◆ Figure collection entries
========
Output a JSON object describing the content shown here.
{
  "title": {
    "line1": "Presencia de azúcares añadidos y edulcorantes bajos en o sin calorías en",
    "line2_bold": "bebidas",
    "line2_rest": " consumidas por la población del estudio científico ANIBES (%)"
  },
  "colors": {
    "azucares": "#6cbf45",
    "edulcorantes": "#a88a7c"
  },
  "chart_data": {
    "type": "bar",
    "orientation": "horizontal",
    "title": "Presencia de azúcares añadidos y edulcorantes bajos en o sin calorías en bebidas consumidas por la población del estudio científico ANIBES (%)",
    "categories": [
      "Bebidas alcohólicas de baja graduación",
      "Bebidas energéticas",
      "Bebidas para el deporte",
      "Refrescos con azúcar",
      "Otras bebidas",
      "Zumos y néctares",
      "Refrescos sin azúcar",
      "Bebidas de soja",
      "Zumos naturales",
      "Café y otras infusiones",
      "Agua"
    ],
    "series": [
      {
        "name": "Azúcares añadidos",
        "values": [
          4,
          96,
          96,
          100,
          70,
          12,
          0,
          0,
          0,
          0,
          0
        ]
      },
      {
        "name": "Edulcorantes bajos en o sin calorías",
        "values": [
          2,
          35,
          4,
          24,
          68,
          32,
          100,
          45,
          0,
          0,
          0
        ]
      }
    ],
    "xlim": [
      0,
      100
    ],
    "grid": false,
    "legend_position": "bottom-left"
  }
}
========
◆ PROBLEM DESCRIPTION
Go through the records above and set each one down exactly, please.

◆ WRITTEN SOLUTION
Output a JSON object describing the content shown here.
{
  "title": {
    "line1": "Presencia de azúcares añadidos y edulcorantes bajos en o sin calorías en",
    "line2_bold": "bebidas",
    "line2_rest": " consumidas por la población del estudio científico ANIBES (%)"
  },
  "colors": {
    "azucares": "#6cbf45",
    "edulcorantes": "#a88a7c"
  },
  "chart_data": {
    "type": "bar",
    "orientation": "horizontal",
    "title": "Presencia de azúcares añadidos y edulcorantes bajos en o sin calorías en bebidas consumidas por la población del estudio científico ANIBES (%)",
    "categories": [
      "Bebidas alcohólicas de baja graduación",
      "Bebidas energéticas",
      "Bebidas para el deporte",
      "Refrescos con azúcar",
      "Otras bebidas",
      "Zumos y néctares",
      "Refrescos sin azúcar",
      "Bebidas de soja",
      "Zumos naturales",
      "Café y otras infusiones",
      "Agua"
    ],
    "series": [
      {
        "name": "Azúcares añadidos",
        "values": [
          4,
          96,
          96,
          100,
          70,
          12,
          0,
          0,
          0,
          0,
          0
        ]
      },
      {
        "name": "Edulcorantes bajos en o sin calorías",
        "values": [
          2,
          35,
          4,
          24,
          68,
          32,
          100,
          45,
          0,
          0,
          0
        ]
      }
    ],
    "xlim": [
      0,
      100
    ],
    "grid": false,
    "legend_position": "bottom-left"
  }
}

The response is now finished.